▸ **REQUIRED TASK**: Write the listing out again, all of it, word for word.

▸ **Dataset rows**:
▬▬▬

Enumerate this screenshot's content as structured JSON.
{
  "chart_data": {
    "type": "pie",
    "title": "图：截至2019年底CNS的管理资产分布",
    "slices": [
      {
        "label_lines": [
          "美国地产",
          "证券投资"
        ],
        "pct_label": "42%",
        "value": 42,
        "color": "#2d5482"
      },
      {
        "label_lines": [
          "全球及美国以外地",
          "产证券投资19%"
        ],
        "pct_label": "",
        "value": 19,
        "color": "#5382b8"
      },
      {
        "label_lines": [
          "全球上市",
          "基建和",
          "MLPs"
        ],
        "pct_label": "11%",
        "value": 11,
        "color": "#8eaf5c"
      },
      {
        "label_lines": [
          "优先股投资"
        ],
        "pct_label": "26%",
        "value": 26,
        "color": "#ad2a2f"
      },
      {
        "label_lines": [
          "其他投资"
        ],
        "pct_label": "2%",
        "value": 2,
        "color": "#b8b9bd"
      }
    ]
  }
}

▬▬▬

▸ **CORRECT RESPONSE**:
Enumerate this screenshot's content as structured JSON.
{
  "chart_data": {
    "type": "pie",
    "title": "图：截至2019年底CNS的管理资产分布",
    "slices": [
      {
        "label_lines": [
          "美国地产",
          "证券投资"
        ],
        "pct_label": "42%",
        "value": 42,
        "color": "#2d5482"
      },
      {
        "label_lines": [
          "全球及美国以外地",
          "产证券投资19%"
        ],
        "pct_label": "",
        "value": 19,
        "color": "#5382b8"
      },
      {
        "label_lines": [
          "全球上市",
          "基建和",
          "MLPs"
        ],
        "pct_label": "11%",
        "value": 11,
        "color": "#8eaf5c"
      },
      {
        "label_lines": [
          "优先股投资"
        ],
        "pct_label": "26%",
        "value": 26,
        "color": "#ad2a2f"
      },
      {
        "label_lines": [
          "其他投资"
        ],
        "pct_label": "2%",
        "value": 2,
        "color": "#b8b9bd"
      }
    ]
  }
}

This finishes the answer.